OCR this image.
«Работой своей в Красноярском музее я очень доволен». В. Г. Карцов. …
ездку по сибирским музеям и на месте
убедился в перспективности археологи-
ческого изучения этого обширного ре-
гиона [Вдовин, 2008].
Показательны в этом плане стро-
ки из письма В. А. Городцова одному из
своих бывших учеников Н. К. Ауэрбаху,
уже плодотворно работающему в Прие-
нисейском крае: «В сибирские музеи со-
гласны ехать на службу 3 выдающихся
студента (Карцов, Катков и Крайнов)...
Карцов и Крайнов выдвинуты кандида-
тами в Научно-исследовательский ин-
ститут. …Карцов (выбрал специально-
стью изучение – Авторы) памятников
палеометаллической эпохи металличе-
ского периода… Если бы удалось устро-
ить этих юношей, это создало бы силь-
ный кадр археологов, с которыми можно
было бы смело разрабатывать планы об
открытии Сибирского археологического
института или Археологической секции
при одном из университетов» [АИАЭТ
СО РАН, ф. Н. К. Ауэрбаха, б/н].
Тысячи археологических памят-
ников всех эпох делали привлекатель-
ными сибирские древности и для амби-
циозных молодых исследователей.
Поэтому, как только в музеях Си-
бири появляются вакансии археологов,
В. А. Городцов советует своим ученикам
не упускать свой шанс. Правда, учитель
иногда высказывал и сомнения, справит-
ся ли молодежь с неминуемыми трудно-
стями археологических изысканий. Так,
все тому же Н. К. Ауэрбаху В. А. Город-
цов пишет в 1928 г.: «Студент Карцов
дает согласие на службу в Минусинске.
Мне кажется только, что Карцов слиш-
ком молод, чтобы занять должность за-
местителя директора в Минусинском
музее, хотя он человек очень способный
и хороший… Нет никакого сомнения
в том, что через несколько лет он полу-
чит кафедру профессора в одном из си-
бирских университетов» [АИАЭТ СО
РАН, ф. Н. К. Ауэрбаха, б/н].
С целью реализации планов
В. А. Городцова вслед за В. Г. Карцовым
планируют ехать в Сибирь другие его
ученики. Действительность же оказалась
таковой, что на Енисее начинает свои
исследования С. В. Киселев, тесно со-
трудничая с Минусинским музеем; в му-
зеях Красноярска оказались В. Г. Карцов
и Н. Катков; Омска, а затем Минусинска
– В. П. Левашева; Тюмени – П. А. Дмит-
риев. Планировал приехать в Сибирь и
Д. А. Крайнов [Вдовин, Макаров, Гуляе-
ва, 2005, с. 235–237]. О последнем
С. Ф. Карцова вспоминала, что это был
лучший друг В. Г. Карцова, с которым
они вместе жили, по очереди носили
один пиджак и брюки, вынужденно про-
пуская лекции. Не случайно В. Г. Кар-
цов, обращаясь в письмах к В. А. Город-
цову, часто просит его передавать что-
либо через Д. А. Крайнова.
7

◆ ◆ ◆ ◆

Which lines hold the word "Ауэрбаху"? Copy each of them from the records.

Expected answer:
своих бывших учеников Н. К. Ауэрбаху,
все тому же Н. К. Ауэрбаху В. А. Город-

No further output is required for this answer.